▶ What you need to do: Each line below should be retyped exactly, with no pictures.

▶ Provided information:
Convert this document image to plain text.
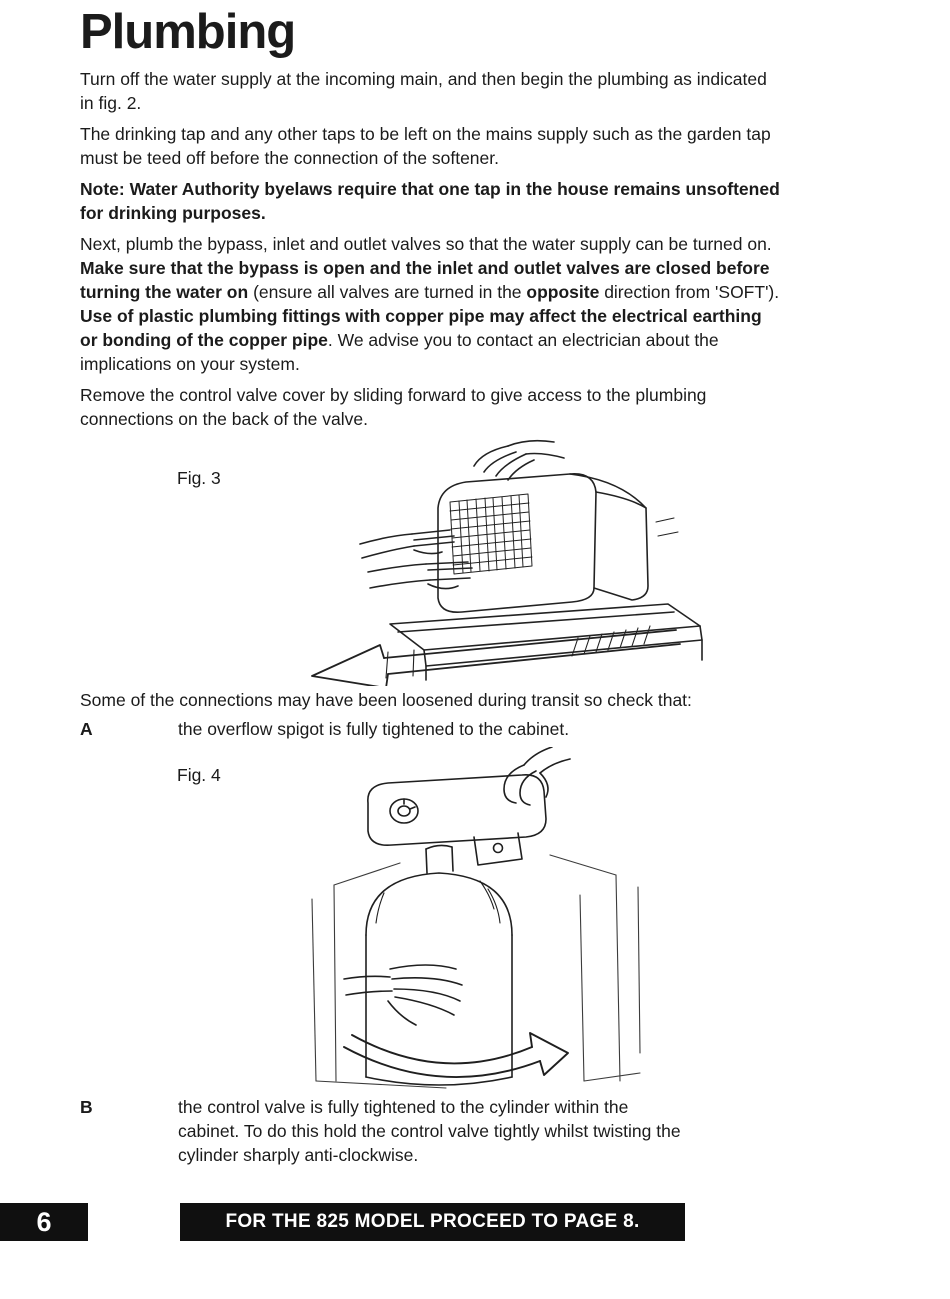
Plumbing

Turn off the water supply at the incoming main, and then begin the plumbing as indicated in fig. 2.

The drinking tap and any other taps to be left on the mains supply such as the garden tap must be teed off before the connection of the softener.

Note: Water Authority byelaws require that one tap in the house remains unsoftened for drinking purposes.

Next, plumb the bypass, inlet and outlet valves so that the water supply can be turned on. Make sure that the bypass is open and the inlet and outlet valves are closed before turning the water on (ensure all valves are turned in the opposite direction from 'SOFT'). Use of plastic plumbing fittings with copper pipe may affect the electrical earthing or bonding of the copper pipe. We advise you to contact an electrician about the implications on your system.

Remove the control valve cover by sliding forward to give access to the plumbing connections on the back of the valve.

Fig. 3

Some of the connections may have been loosened during transit so check that:

A	the overflow spigot is fully tightened to the cabinet.
Fig. 4
B	the control valve is fully tightened to the cylinder within the cabinet. To do this hold the control valve tightly whilst twisting the cylinder sharply anti-clockwise.
6	FOR THE 825 MODEL PROCEED TO PAGE 8.
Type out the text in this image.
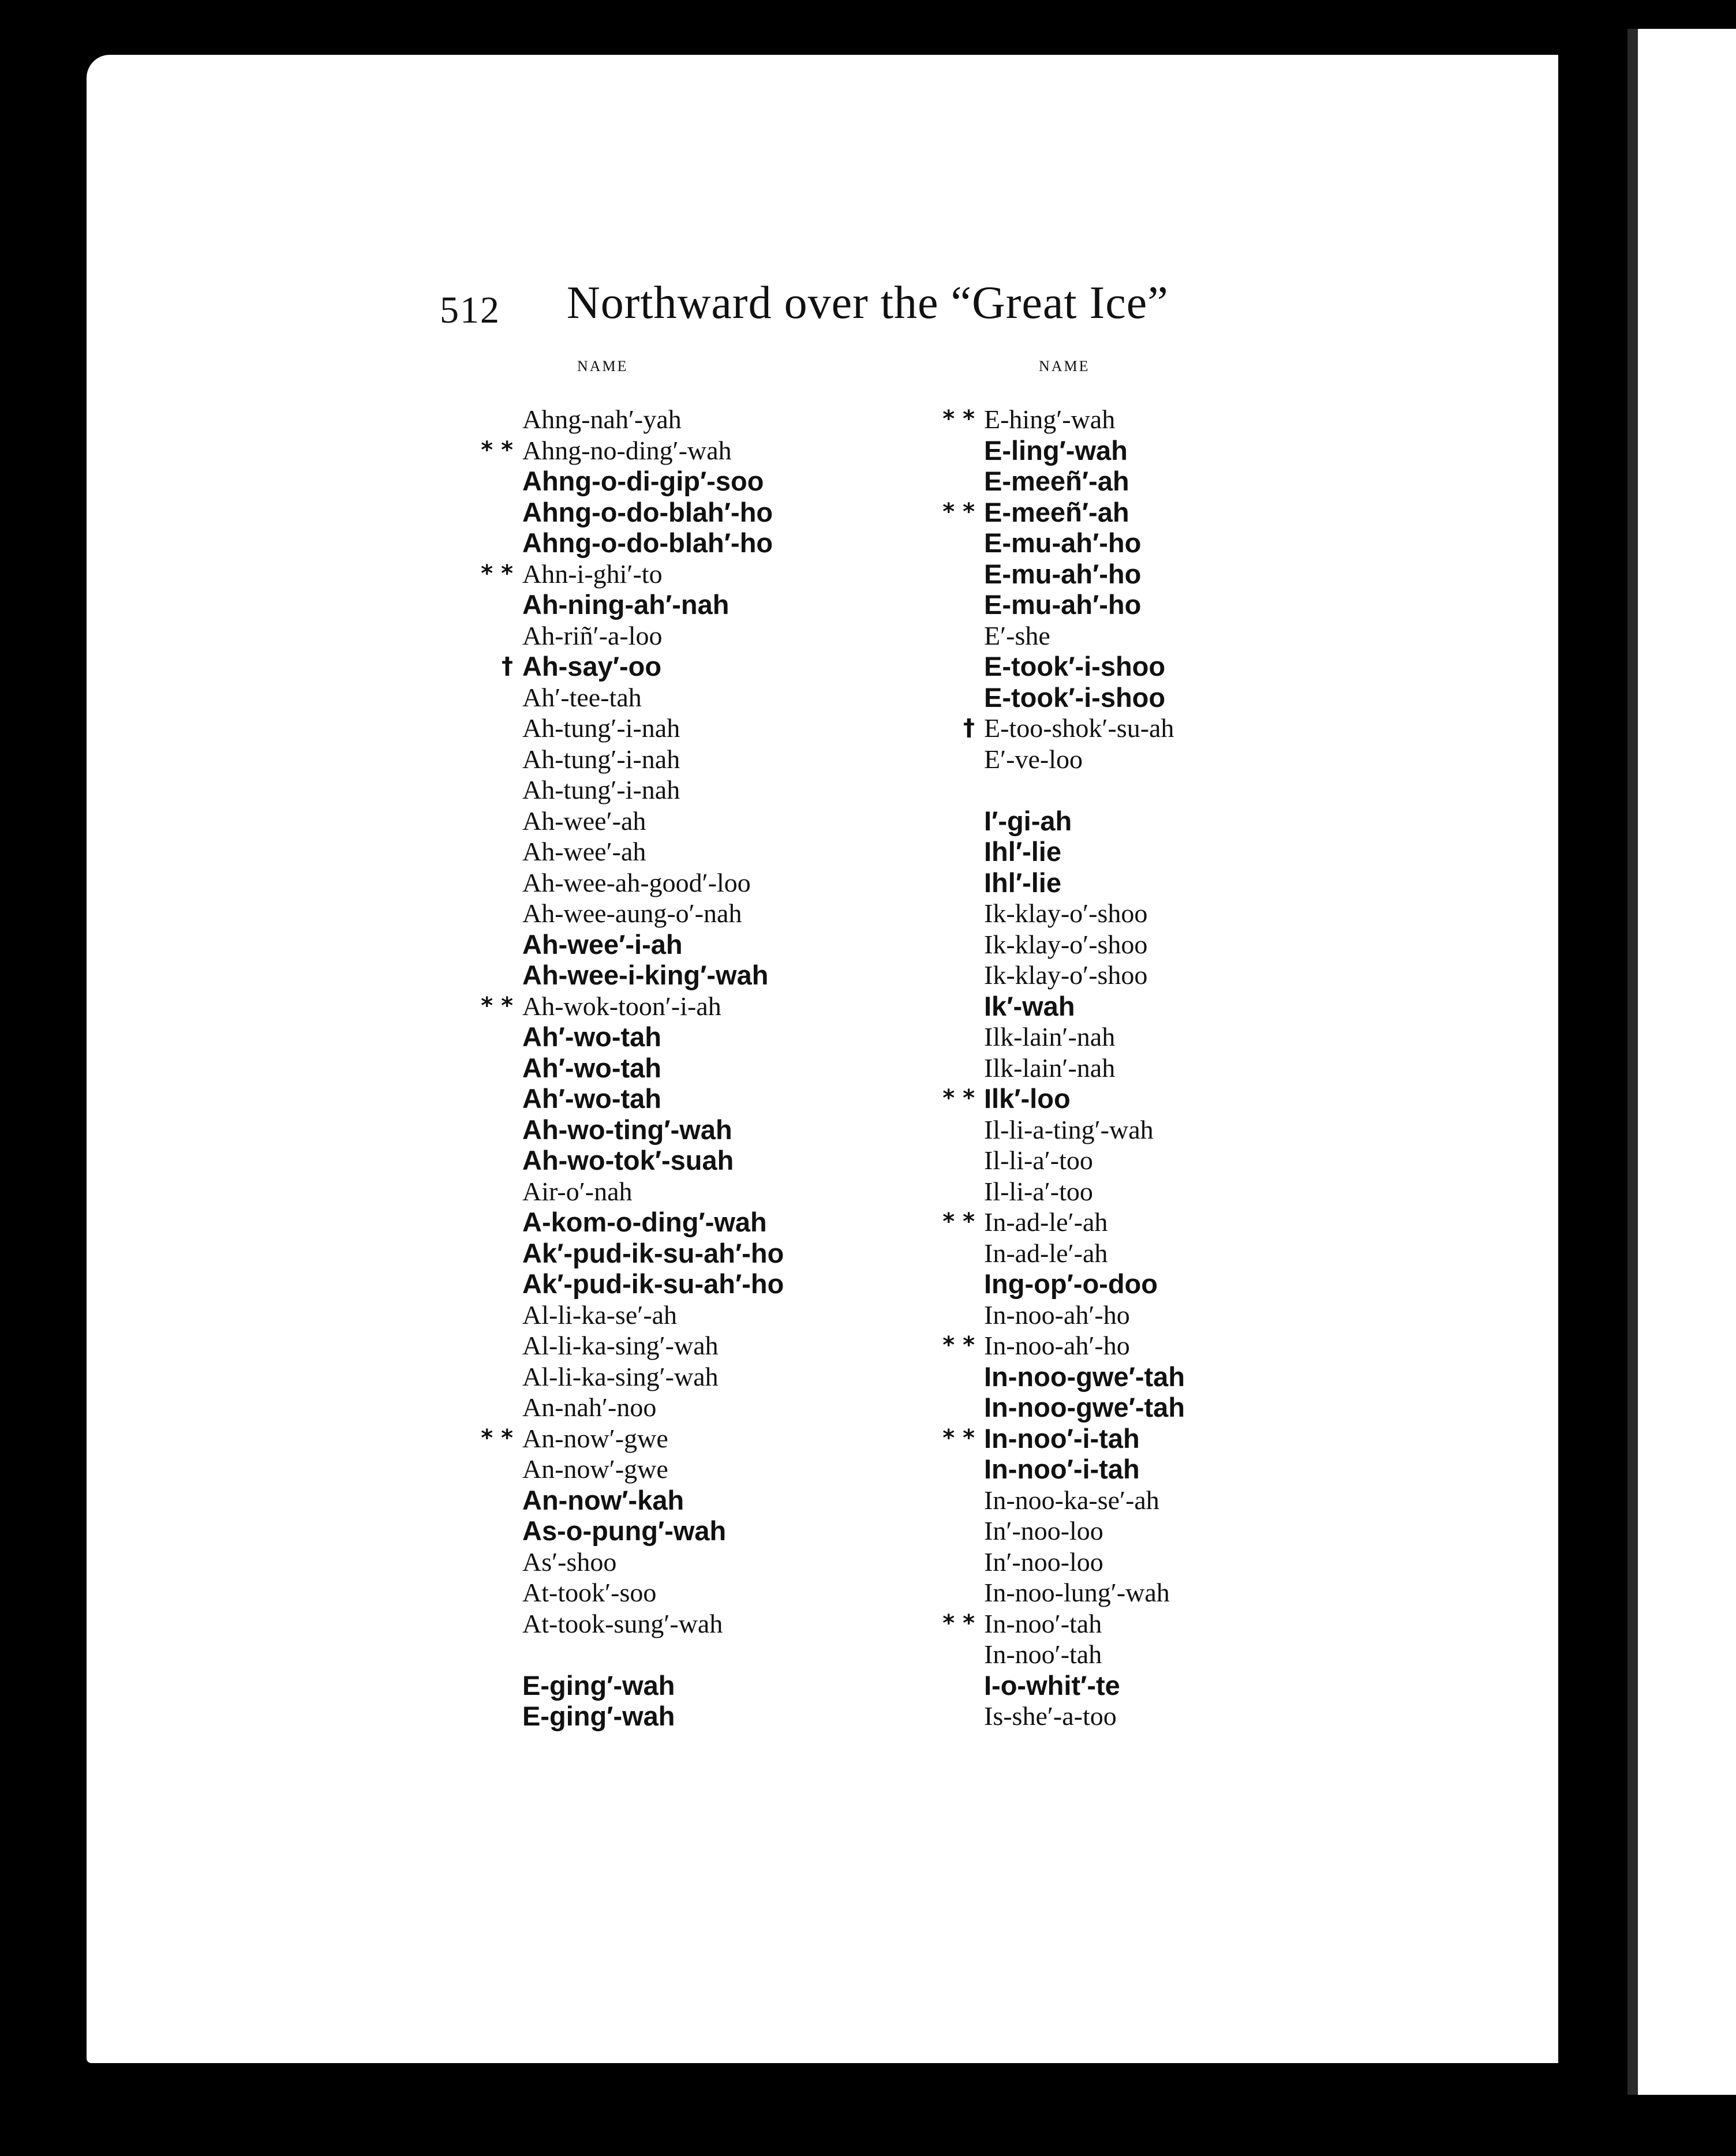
512 Northward over the “Great Ice”
NAME
Ahng-nah′-yah
* * Ahng-no-ding′-wah
Ahng-o-di-gip′-soo
Ahng-o-do-blah′-ho
Ahng-o-do-blah′-ho
* * Ahn-i-ghi′-to
Ah-ning-ah′-nah
Ah-riñ′-a-loo
† Ah-say′-oo
Ah′-tee-tah
Ah-tung′-i-nah
Ah-tung′-i-nah
Ah-tung′-i-nah
Ah-wee′-ah
Ah-wee′-ah
Ah-wee-ah-good′-loo
Ah-wee-aung-o′-nah
Ah-wee′-i-ah
Ah-wee-i-king′-wah
* * Ah-wok-toon′-i-ah
Ah′-wo-tah
Ah′-wo-tah
Ah′-wo-tah
Ah-wo-ting′-wah
Ah-wo-tok′-suah
Air-o′-nah
A-kom-o-ding′-wah
Ak′-pud-ik-su-ah′-ho
Ak′-pud-ik-su-ah′-ho
Al-li-ka-se′-ah
Al-li-ka-sing′-wah
Al-li-ka-sing′-wah
An-nah′-noo
* * An-now′-gwe
An-now′-gwe
An-now′-kah
As-o-pung′-wah
As′-shoo
At-took′-soo
At-took-sung′-wah
E-ging′-wah
E-ging′-wah
NAME
* * E-hing′-wah
E-ling′-wah
E-meeñ′-ah
* * E-meeñ′-ah
E-mu-ah′-ho
E-mu-ah′-ho
E-mu-ah′-ho
E′-she
E-took′-i-shoo
E-took′-i-shoo
† E-too-shok′-su-ah
E′-ve-loo
I′-gi-ah
Ihl′-lie
Ihl′-lie
Ik-klay-o′-shoo
Ik-klay-o′-shoo
Ik-klay-o′-shoo
Ik′-wah
Ilk-lain′-nah
Ilk-lain′-nah
* * Ilk′-loo
Il-li-a-ting′-wah
Il-li-a′-too
Il-li-a′-too
* * In-ad-le′-ah
In-ad-le′-ah
Ing-op′-o-doo
In-noo-ah′-ho
* * In-noo-ah′-ho
In-noo-gwe′-tah
In-noo-gwe′-tah
* * In-noo′-i-tah
In-noo′-i-tah
In-noo-ka-se′-ah
In′-noo-loo
In′-noo-loo
In-noo-lung′-wah
* * In-noo′-tah
In-noo′-tah
I-o-whit′-te
Is-she′-a-too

▶ Answer to the problem:
Convert this document image to plain text.
Plumbing

Turn off the water supply at the incoming main, and then begin the plumbing as indicated in fig. 2.

The drinking tap and any other taps to be left on the mains supply such as the garden tap must be teed off before the connection of the softener.

Note: Water Authority byelaws require that one tap in the house remains unsoftened for drinking purposes.

Next, plumb the bypass, inlet and outlet valves so that the water supply can be turned on. Make sure that the bypass is open and the inlet and outlet valves are closed before turning the water on (ensure all valves are turned in the opposite direction from 'SOFT'). Use of plastic plumbing fittings with copper pipe may affect the electrical earthing or bonding of the copper pipe. We advise you to contact an electrician about the implications on your system.

Remove the control valve cover by sliding forward to give access to the plumbing connections on the back of the valve.

Fig. 3

Some of the connections may have been loosened during transit so check that:

A	the overflow spigot is fully tightened to the cabinet.
Fig. 4
B	the control valve is fully tightened to the cylinder within the cabinet. To do this hold the control valve tightly whilst twisting the cylinder sharply anti-clockwise.
6	FOR THE 825 MODEL PROCEED TO PAGE 8.
Type out the text in this image.
512 Northward over the “Great Ice”
NAME
Ahng-nah′-yah
* * Ahng-no-ding′-wah
Ahng-o-di-gip′-soo
Ahng-o-do-blah′-ho
Ahng-o-do-blah′-ho
* * Ahn-i-ghi′-to
Ah-ning-ah′-nah
Ah-riñ′-a-loo
† Ah-say′-oo
Ah′-tee-tah
Ah-tung′-i-nah
Ah-tung′-i-nah
Ah-tung′-i-nah
Ah-wee′-ah
Ah-wee′-ah
Ah-wee-ah-good′-loo
Ah-wee-aung-o′-nah
Ah-wee′-i-ah
Ah-wee-i-king′-wah
* * Ah-wok-toon′-i-ah
Ah′-wo-tah
Ah′-wo-tah
Ah′-wo-tah
Ah-wo-ting′-wah
Ah-wo-tok′-suah
Air-o′-nah
A-kom-o-ding′-wah
Ak′-pud-ik-su-ah′-ho
Ak′-pud-ik-su-ah′-ho
Al-li-ka-se′-ah
Al-li-ka-sing′-wah
Al-li-ka-sing′-wah
An-nah′-noo
* * An-now′-gwe
An-now′-gwe
An-now′-kah
As-o-pung′-wah
As′-shoo
At-took′-soo
At-took-sung′-wah
E-ging′-wah
E-ging′-wah
NAME
* * E-hing′-wah
E-ling′-wah
E-meeñ′-ah
* * E-meeñ′-ah
E-mu-ah′-ho
E-mu-ah′-ho
E-mu-ah′-ho
E′-she
E-took′-i-shoo
E-took′-i-shoo
† E-too-shok′-su-ah
E′-ve-loo
I′-gi-ah
Ihl′-lie
Ihl′-lie
Ik-klay-o′-shoo
Ik-klay-o′-shoo
Ik-klay-o′-shoo
Ik′-wah
Ilk-lain′-nah
Ilk-lain′-nah
* * Ilk′-loo
Il-li-a-ting′-wah
Il-li-a′-too
Il-li-a′-too
* * In-ad-le′-ah
In-ad-le′-ah
Ing-op′-o-doo
In-noo-ah′-ho
* * In-noo-ah′-ho
In-noo-gwe′-tah
In-noo-gwe′-tah
* * In-noo′-i-tah
In-noo′-i-tah
In-noo-ka-se′-ah
In′-noo-loo
In′-noo-loo
In-noo-lung′-wah
* * In-noo′-tah
In-noo′-tah
I-o-whit′-te
Is-she′-a-too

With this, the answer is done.